__What to work on__. Retype the following lines exactly as they appear, leaving nothing out.

---------- Records provided

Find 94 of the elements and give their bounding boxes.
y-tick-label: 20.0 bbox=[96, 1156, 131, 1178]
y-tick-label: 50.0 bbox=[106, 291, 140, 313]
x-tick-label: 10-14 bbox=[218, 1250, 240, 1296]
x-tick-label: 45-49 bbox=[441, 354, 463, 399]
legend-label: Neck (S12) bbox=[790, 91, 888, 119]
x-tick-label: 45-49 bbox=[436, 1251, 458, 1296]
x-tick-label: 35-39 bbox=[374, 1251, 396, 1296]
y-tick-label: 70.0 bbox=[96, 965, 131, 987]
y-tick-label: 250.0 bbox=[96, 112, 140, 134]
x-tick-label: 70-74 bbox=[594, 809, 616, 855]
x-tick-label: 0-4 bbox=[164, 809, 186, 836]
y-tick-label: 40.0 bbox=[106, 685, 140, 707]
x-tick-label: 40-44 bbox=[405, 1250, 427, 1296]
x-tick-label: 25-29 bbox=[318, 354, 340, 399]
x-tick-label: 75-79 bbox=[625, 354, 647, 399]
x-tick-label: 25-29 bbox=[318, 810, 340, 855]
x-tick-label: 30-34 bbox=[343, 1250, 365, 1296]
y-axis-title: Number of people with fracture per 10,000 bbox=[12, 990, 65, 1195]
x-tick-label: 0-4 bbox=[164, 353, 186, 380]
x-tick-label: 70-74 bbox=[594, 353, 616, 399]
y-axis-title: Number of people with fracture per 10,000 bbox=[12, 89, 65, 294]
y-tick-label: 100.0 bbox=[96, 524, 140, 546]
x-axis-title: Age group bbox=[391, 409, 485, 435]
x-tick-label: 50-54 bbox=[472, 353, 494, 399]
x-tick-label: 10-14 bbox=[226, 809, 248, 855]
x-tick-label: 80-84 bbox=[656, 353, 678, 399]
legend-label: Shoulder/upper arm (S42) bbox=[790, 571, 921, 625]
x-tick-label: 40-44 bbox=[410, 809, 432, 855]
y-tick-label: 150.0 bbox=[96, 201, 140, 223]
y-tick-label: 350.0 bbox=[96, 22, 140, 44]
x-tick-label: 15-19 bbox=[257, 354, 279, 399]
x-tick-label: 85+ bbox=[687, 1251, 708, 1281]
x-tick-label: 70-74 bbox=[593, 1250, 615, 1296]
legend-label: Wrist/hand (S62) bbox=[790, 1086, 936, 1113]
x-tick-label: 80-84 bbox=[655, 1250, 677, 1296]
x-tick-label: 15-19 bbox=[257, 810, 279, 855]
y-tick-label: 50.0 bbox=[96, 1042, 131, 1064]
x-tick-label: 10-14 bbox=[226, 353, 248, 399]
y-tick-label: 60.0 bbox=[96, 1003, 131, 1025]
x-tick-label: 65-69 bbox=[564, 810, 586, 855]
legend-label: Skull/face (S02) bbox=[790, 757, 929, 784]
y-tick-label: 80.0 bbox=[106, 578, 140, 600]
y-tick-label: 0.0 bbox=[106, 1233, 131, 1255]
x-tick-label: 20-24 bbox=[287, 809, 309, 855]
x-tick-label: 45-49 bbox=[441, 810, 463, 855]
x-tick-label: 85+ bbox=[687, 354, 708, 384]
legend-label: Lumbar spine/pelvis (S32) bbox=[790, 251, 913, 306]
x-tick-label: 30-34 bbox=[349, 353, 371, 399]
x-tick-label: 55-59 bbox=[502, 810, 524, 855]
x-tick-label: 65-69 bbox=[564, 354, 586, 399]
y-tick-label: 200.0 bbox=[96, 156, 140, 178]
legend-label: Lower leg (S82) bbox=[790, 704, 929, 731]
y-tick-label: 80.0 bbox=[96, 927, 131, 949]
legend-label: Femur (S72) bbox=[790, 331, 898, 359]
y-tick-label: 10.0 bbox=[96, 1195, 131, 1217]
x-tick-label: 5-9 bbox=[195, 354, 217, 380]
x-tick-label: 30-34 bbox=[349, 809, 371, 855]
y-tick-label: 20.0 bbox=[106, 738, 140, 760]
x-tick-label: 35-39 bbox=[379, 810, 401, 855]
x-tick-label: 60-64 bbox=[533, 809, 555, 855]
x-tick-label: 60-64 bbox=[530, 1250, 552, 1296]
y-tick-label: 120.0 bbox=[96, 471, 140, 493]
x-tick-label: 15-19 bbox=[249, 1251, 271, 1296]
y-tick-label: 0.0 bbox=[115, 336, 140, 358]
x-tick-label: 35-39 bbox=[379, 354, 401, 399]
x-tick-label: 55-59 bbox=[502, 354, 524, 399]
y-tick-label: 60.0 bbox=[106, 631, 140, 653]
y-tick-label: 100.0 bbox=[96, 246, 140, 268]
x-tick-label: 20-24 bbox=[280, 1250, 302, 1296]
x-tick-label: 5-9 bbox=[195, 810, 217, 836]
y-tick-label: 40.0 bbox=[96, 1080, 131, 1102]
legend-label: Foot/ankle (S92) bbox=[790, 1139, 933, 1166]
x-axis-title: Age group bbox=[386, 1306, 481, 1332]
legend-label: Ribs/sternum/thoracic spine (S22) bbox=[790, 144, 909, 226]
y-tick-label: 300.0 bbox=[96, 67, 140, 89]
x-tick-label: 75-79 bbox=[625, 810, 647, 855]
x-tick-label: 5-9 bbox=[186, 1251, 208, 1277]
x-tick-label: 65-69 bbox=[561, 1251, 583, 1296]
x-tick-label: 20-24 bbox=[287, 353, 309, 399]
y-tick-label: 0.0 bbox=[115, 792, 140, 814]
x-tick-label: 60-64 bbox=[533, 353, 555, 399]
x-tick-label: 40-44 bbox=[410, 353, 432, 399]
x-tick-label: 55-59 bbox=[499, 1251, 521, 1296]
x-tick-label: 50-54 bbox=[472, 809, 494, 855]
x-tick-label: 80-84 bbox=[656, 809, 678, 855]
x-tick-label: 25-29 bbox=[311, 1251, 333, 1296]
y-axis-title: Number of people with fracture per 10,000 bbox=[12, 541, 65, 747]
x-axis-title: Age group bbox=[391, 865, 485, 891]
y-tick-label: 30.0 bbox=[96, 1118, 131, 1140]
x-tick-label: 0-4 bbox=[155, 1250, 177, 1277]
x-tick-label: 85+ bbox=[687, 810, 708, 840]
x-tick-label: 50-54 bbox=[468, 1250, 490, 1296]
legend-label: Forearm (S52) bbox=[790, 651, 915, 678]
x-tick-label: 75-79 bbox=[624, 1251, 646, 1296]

--------------------

__The response__.
Find 94 of the elements and give their bounding boxes.
y-tick-label: 20.0 bbox=[96, 1156, 131, 1178]
y-tick-label: 50.0 bbox=[106, 291, 140, 313]
x-tick-label: 10-14 bbox=[218, 1250, 240, 1296]
x-tick-label: 45-49 bbox=[441, 354, 463, 399]
legend-label: Neck (S12) bbox=[790, 91, 888, 119]
x-tick-label: 45-49 bbox=[436, 1251, 458, 1296]
x-tick-label: 35-39 bbox=[374, 1251, 396, 1296]
y-tick-label: 70.0 bbox=[96, 965, 131, 987]
y-tick-label: 250.0 bbox=[96, 112, 140, 134]
x-tick-label: 70-74 bbox=[594, 809, 616, 855]
x-tick-label: 0-4 bbox=[164, 809, 186, 836]
y-tick-label: 40.0 bbox=[106, 685, 140, 707]
x-tick-label: 40-44 bbox=[405, 1250, 427, 1296]
x-tick-label: 25-29 bbox=[318, 354, 340, 399]
x-tick-label: 75-79 bbox=[625, 354, 647, 399]
x-tick-label: 25-29 bbox=[318, 810, 340, 855]
x-tick-label: 30-34 bbox=[343, 1250, 365, 1296]
y-axis-title: Number of people with fracture per 10,000 bbox=[12, 990, 65, 1195]
x-tick-label: 0-4 bbox=[164, 353, 186, 380]
x-tick-label: 70-74 bbox=[594, 353, 616, 399]
y-axis-title: Number of people with fracture per 10,000 bbox=[12, 89, 65, 294]
y-tick-label: 100.0 bbox=[96, 524, 140, 546]
x-axis-title: Age group bbox=[391, 409, 485, 435]
x-tick-label: 50-54 bbox=[472, 353, 494, 399]
x-tick-label: 10-14 bbox=[226, 809, 248, 855]
x-tick-label: 80-84 bbox=[656, 353, 678, 399]
legend-label: Shoulder/upper arm (S42) bbox=[790, 571, 921, 625]
x-tick-label: 40-44 bbox=[410, 809, 432, 855]
y-tick-label: 150.0 bbox=[96, 201, 140, 223]
y-tick-label: 350.0 bbox=[96, 22, 140, 44]
x-tick-label: 15-19 bbox=[257, 354, 279, 399]
x-tick-label: 85+ bbox=[687, 1251, 708, 1281]
x-tick-label: 70-74 bbox=[593, 1250, 615, 1296]
legend-label: Wrist/hand (S62) bbox=[790, 1086, 936, 1113]
x-tick-label: 80-84 bbox=[655, 1250, 677, 1296]
x-tick-label: 15-19 bbox=[257, 810, 279, 855]
y-tick-label: 50.0 bbox=[96, 1042, 131, 1064]
x-tick-label: 10-14 bbox=[226, 353, 248, 399]
y-tick-label: 60.0 bbox=[96, 1003, 131, 1025]
x-tick-label: 65-69 bbox=[564, 810, 586, 855]
legend-label: Skull/face (S02) bbox=[790, 757, 929, 784]
y-tick-label: 80.0 bbox=[106, 578, 140, 600]
y-tick-label: 0.0 bbox=[106, 1233, 131, 1255]
x-tick-label: 20-24 bbox=[287, 809, 309, 855]
x-tick-label: 45-49 bbox=[441, 810, 463, 855]
x-tick-label: 85+ bbox=[687, 354, 708, 384]
legend-label: Lumbar spine/pelvis (S32) bbox=[790, 251, 913, 306]
x-tick-label: 30-34 bbox=[349, 353, 371, 399]
x-tick-label: 55-59 bbox=[502, 810, 524, 855]
x-tick-label: 65-69 bbox=[564, 354, 586, 399]
y-tick-label: 200.0 bbox=[96, 156, 140, 178]
legend-label: Lower leg (S82) bbox=[790, 704, 929, 731]
y-tick-label: 80.0 bbox=[96, 927, 131, 949]
legend-label: Femur (S72) bbox=[790, 331, 898, 359]
y-tick-label: 10.0 bbox=[96, 1195, 131, 1217]
x-tick-label: 5-9 bbox=[195, 354, 217, 380]
x-tick-label: 30-34 bbox=[349, 809, 371, 855]
y-tick-label: 20.0 bbox=[106, 738, 140, 760]
x-tick-label: 35-39 bbox=[379, 810, 401, 855]
x-tick-label: 60-64 bbox=[533, 809, 555, 855]
x-tick-label: 60-64 bbox=[530, 1250, 552, 1296]
y-tick-label: 120.0 bbox=[96, 471, 140, 493]
x-tick-label: 15-19 bbox=[249, 1251, 271, 1296]
y-tick-label: 0.0 bbox=[115, 336, 140, 358]
x-tick-label: 35-39 bbox=[379, 354, 401, 399]
x-tick-label: 55-59 bbox=[502, 354, 524, 399]
y-tick-label: 60.0 bbox=[106, 631, 140, 653]
y-tick-label: 100.0 bbox=[96, 246, 140, 268]
x-tick-label: 20-24 bbox=[280, 1250, 302, 1296]
x-tick-label: 5-9 bbox=[195, 810, 217, 836]
y-tick-label: 40.0 bbox=[96, 1080, 131, 1102]
legend-label: Foot/ankle (S92) bbox=[790, 1139, 933, 1166]
x-axis-title: Age group bbox=[386, 1306, 481, 1332]
legend-label: Ribs/sternum/thoracic spine (S22) bbox=[790, 144, 909, 226]
y-tick-label: 300.0 bbox=[96, 67, 140, 89]
x-tick-label: 75-79 bbox=[625, 810, 647, 855]
x-tick-label: 5-9 bbox=[186, 1251, 208, 1277]
x-tick-label: 65-69 bbox=[561, 1251, 583, 1296]
x-tick-label: 20-24 bbox=[287, 353, 309, 399]
y-tick-label: 0.0 bbox=[115, 792, 140, 814]
x-tick-label: 60-64 bbox=[533, 353, 555, 399]
x-tick-label: 40-44 bbox=[410, 353, 432, 399]
x-tick-label: 55-59 bbox=[499, 1251, 521, 1296]
x-tick-label: 50-54 bbox=[472, 809, 494, 855]
x-tick-label: 80-84 bbox=[656, 809, 678, 855]
x-tick-label: 25-29 bbox=[311, 1251, 333, 1296]
y-axis-title: Number of people with fracture per 10,000 bbox=[12, 541, 65, 747]
x-axis-title: Age group bbox=[391, 865, 485, 891]
y-tick-label: 30.0 bbox=[96, 1118, 131, 1140]
x-tick-label: 0-4 bbox=[155, 1250, 177, 1277]
x-tick-label: 85+ bbox=[687, 810, 708, 840]
x-tick-label: 50-54 bbox=[468, 1250, 490, 1296]
legend-label: Forearm (S52) bbox=[790, 651, 915, 678]
x-tick-label: 75-79 bbox=[624, 1251, 646, 1296]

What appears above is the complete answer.